▸ GIVEN EXERCISE
Copy down all of the data underneath, exactly as shown.

>> Start

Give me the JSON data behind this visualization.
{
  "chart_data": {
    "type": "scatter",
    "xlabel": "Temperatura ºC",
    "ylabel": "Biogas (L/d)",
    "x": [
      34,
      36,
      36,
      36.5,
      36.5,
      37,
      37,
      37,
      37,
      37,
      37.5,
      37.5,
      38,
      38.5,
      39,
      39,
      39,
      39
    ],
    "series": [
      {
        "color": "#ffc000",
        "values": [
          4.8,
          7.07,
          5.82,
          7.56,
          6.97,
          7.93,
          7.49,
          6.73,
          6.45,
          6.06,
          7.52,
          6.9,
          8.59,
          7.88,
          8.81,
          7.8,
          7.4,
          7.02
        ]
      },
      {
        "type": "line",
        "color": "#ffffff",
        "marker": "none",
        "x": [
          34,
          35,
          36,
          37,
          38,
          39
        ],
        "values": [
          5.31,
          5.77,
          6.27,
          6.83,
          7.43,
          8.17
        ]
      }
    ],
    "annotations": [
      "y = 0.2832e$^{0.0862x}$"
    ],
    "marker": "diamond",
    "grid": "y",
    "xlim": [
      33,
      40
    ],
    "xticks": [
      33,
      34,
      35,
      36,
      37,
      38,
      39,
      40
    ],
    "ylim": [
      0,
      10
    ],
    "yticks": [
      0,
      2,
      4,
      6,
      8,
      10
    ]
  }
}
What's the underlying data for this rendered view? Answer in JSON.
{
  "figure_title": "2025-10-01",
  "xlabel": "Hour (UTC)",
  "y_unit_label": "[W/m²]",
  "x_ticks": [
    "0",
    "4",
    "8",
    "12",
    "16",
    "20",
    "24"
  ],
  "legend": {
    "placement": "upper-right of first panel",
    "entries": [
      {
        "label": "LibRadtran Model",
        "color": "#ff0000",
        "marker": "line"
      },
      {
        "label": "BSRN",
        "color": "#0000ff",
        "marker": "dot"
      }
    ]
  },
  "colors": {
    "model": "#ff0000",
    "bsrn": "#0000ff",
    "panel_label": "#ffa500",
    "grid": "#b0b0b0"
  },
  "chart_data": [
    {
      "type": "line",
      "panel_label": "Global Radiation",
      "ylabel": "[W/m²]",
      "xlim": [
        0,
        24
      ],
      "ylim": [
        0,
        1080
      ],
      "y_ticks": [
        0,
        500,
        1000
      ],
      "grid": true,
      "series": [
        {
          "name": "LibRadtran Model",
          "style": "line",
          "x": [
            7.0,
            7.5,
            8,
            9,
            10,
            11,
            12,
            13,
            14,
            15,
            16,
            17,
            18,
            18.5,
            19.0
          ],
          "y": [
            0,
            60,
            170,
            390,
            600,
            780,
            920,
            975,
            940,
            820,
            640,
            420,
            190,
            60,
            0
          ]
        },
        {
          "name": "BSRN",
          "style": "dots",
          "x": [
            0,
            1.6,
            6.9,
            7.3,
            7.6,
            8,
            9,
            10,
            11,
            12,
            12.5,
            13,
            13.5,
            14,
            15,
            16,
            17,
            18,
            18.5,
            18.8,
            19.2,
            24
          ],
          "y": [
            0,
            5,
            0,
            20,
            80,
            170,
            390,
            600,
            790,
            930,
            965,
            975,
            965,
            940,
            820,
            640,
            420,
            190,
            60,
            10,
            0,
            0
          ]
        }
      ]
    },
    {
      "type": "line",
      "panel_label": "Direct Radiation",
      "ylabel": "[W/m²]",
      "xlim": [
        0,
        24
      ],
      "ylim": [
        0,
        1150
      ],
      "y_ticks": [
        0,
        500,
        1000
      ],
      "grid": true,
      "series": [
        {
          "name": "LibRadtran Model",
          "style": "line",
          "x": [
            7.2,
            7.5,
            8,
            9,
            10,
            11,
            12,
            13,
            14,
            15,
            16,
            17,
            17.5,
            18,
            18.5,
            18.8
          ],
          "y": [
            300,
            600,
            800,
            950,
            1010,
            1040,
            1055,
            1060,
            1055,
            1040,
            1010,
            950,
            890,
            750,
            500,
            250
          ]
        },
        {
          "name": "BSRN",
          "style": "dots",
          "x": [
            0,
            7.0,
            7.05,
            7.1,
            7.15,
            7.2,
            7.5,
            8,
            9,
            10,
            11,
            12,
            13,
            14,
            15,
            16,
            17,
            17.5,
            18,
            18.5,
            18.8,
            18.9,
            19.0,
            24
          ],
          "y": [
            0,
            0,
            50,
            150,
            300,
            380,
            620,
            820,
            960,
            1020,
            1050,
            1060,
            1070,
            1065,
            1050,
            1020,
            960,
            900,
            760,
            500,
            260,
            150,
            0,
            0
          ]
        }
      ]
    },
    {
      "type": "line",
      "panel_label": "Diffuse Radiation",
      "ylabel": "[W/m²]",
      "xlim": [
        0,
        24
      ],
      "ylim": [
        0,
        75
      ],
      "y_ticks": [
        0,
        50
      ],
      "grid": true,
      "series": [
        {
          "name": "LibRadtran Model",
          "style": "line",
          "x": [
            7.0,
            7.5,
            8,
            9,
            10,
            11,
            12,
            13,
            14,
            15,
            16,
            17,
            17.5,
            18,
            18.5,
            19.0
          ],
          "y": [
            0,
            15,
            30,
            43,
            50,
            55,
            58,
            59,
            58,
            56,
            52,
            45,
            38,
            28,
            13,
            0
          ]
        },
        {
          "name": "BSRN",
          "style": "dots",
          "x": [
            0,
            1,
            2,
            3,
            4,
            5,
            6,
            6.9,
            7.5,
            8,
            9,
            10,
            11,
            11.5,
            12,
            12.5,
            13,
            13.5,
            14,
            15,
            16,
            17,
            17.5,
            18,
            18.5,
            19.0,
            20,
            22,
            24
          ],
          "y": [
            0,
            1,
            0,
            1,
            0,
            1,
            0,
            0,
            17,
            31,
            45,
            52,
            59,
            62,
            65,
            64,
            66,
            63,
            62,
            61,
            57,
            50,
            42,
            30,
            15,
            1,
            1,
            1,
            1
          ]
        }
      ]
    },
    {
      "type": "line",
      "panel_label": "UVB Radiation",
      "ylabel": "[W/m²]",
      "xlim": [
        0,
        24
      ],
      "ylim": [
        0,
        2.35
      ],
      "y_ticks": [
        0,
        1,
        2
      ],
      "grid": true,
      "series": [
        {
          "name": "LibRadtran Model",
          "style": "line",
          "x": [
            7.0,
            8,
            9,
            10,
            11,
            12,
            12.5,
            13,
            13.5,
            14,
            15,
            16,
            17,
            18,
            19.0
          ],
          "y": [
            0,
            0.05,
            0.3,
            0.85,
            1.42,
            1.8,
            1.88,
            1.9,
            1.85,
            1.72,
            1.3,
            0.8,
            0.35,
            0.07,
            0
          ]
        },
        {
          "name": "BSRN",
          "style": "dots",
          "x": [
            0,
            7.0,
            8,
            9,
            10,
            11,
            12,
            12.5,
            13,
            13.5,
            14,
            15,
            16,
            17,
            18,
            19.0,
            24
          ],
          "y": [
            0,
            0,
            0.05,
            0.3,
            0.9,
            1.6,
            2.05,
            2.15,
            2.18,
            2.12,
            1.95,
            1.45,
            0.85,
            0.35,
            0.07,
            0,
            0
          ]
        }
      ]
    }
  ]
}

>> End

▸ FULL RESPONSE
Give me the JSON data behind this visualization.
{
  "chart_data": {
    "type": "scatter",
    "xlabel": "Temperatura ºC",
    "ylabel": "Biogas (L/d)",
    "x": [
      34,
      36,
      36,
      36.5,
      36.5,
      37,
      37,
      37,
      37,
      37,
      37.5,
      37.5,
      38,
      38.5,
      39,
      39,
      39,
      39
    ],
    "series": [
      {
        "color": "#ffc000",
        "values": [
          4.8,
          7.07,
          5.82,
          7.56,
          6.97,
          7.93,
          7.49,
          6.73,
          6.45,
          6.06,
          7.52,
          6.9,
          8.59,
          7.88,
          8.81,
          7.8,
          7.4,
          7.02
        ]
      },
      {
        "type": "line",
        "color": "#ffffff",
        "marker": "none",
        "x": [
          34,
          35,
          36,
          37,
          38,
          39
        ],
        "values": [
          5.31,
          5.77,
          6.27,
          6.83,
          7.43,
          8.17
        ]
      }
    ],
    "annotations": [
      "y = 0.2832e$^{0.0862x}$"
    ],
    "marker": "diamond",
    "grid": "y",
    "xlim": [
      33,
      40
    ],
    "xticks": [
      33,
      34,
      35,
      36,
      37,
      38,
      39,
      40
    ],
    "ylim": [
      0,
      10
    ],
    "yticks": [
      0,
      2,
      4,
      6,
      8,
      10
    ]
  }
}
What's the underlying data for this rendered view? Answer in JSON.
{
  "figure_title": "2025-10-01",
  "xlabel": "Hour (UTC)",
  "y_unit_label": "[W/m²]",
  "x_ticks": [
    "0",
    "4",
    "8",
    "12",
    "16",
    "20",
    "24"
  ],
  "legend": {
    "placement": "upper-right of first panel",
    "entries": [
      {
        "label": "LibRadtran Model",
        "color": "#ff0000",
        "marker": "line"
      },
      {
        "label": "BSRN",
        "color": "#0000ff",
        "marker": "dot"
      }
    ]
  },
  "colors": {
    "model": "#ff0000",
    "bsrn": "#0000ff",
    "panel_label": "#ffa500",
    "grid": "#b0b0b0"
  },
  "chart_data": [
    {
      "type": "line",
      "panel_label": "Global Radiation",
      "ylabel": "[W/m²]",
      "xlim": [
        0,
        24
      ],
      "ylim": [
        0,
        1080
      ],
      "y_ticks": [
        0,
        500,
        1000
      ],
      "grid": true,
      "series": [
        {
          "name": "LibRadtran Model",
          "style": "line",
          "x": [
            7.0,
            7.5,
            8,
            9,
            10,
            11,
            12,
            13,
            14,
            15,
            16,
            17,
            18,
            18.5,
            19.0
          ],
          "y": [
            0,
            60,
            170,
            390,
            600,
            780,
            920,
            975,
            940,
            820,
            640,
            420,
            190,
            60,
            0
          ]
        },
        {
          "name": "BSRN",
          "style": "dots",
          "x": [
            0,
            1.6,
            6.9,
            7.3,
            7.6,
            8,
            9,
            10,
            11,
            12,
            12.5,
            13,
            13.5,
            14,
            15,
            16,
            17,
            18,
            18.5,
            18.8,
            19.2,
            24
          ],
          "y": [
            0,
            5,
            0,
            20,
            80,
            170,
            390,
            600,
            790,
            930,
            965,
            975,
            965,
            940,
            820,
            640,
            420,
            190,
            60,
            10,
            0,
            0
          ]
        }
      ]
    },
    {
      "type": "line",
      "panel_label": "Direct Radiation",
      "ylabel": "[W/m²]",
      "xlim": [
        0,
        24
      ],
      "ylim": [
        0,
        1150
      ],
      "y_ticks": [
        0,
        500,
        1000
      ],
      "grid": true,
      "series": [
        {
          "name": "LibRadtran Model",
          "style": "line",
          "x": [
            7.2,
            7.5,
            8,
            9,
            10,
            11,
            12,
            13,
            14,
            15,
            16,
            17,
            17.5,
            18,
            18.5,
            18.8
          ],
          "y": [
            300,
            600,
            800,
            950,
            1010,
            1040,
            1055,
            1060,
            1055,
            1040,
            1010,
            950,
            890,
            750,
            500,
            250
          ]
        },
        {
          "name": "BSRN",
          "style": "dots",
          "x": [
            0,
            7.0,
            7.05,
            7.1,
            7.15,
            7.2,
            7.5,
            8,
            9,
            10,
            11,
            12,
            13,
            14,
            15,
            16,
            17,
            17.5,
            18,
            18.5,
            18.8,
            18.9,
            19.0,
            24
          ],
          "y": [
            0,
            0,
            50,
            150,
            300,
            380,
            620,
            820,
            960,
            1020,
            1050,
            1060,
            1070,
            1065,
            1050,
            1020,
            960,
            900,
            760,
            500,
            260,
            150,
            0,
            0
          ]
        }
      ]
    },
    {
      "type": "line",
      "panel_label": "Diffuse Radiation",
      "ylabel": "[W/m²]",
      "xlim": [
        0,
        24
      ],
      "ylim": [
        0,
        75
      ],
      "y_ticks": [
        0,
        50
      ],
      "grid": true,
      "series": [
        {
          "name": "LibRadtran Model",
          "style": "line",
          "x": [
            7.0,
            7.5,
            8,
            9,
            10,
            11,
            12,
            13,
            14,
            15,
            16,
            17,
            17.5,
            18,
            18.5,
            19.0
          ],
          "y": [
            0,
            15,
            30,
            43,
            50,
            55,
            58,
            59,
            58,
            56,
            52,
            45,
            38,
            28,
            13,
            0
          ]
        },
        {
          "name": "BSRN",
          "style": "dots",
          "x": [
            0,
            1,
            2,
            3,
            4,
            5,
            6,
            6.9,
            7.5,
            8,
            9,
            10,
            11,
            11.5,
            12,
            12.5,
            13,
            13.5,
            14,
            15,
            16,
            17,
            17.5,
            18,
            18.5,
            19.0,
            20,
            22,
            24
          ],
          "y": [
            0,
            1,
            0,
            1,
            0,
            1,
            0,
            0,
            17,
            31,
            45,
            52,
            59,
            62,
            65,
            64,
            66,
            63,
            62,
            61,
            57,
            50,
            42,
            30,
            15,
            1,
            1,
            1,
            1
          ]
        }
      ]
    },
    {
      "type": "line",
      "panel_label": "UVB Radiation",
      "ylabel": "[W/m²]",
      "xlim": [
        0,
        24
      ],
      "ylim": [
        0,
        2.35
      ],
      "y_ticks": [
        0,
        1,
        2
      ],
      "grid": true,
      "series": [
        {
          "name": "LibRadtran Model",
          "style": "line",
          "x": [
            7.0,
            8,
            9,
            10,
            11,
            12,
            12.5,
            13,
            13.5,
            14,
            15,
            16,
            17,
            18,
            19.0
          ],
          "y": [
            0,
            0.05,
            0.3,
            0.85,
            1.42,
            1.8,
            1.88,
            1.9,
            1.85,
            1.72,
            1.3,
            0.8,
            0.35,
            0.07,
            0
          ]
        },
        {
          "name": "BSRN",
          "style": "dots",
          "x": [
            0,
            7.0,
            8,
            9,
            10,
            11,
            12,
            12.5,
            13,
            13.5,
            14,
            15,
            16,
            17,
            18,
            19.0,
            24
          ],
          "y": [
            0,
            0,
            0.05,
            0.3,
            0.9,
            1.6,
            2.05,
            2.15,
            2.18,
            2.12,
            1.95,
            1.45,
            0.85,
            0.35,
            0.07,
            0,
            0
          ]
        }
      ]
    }
  ]
}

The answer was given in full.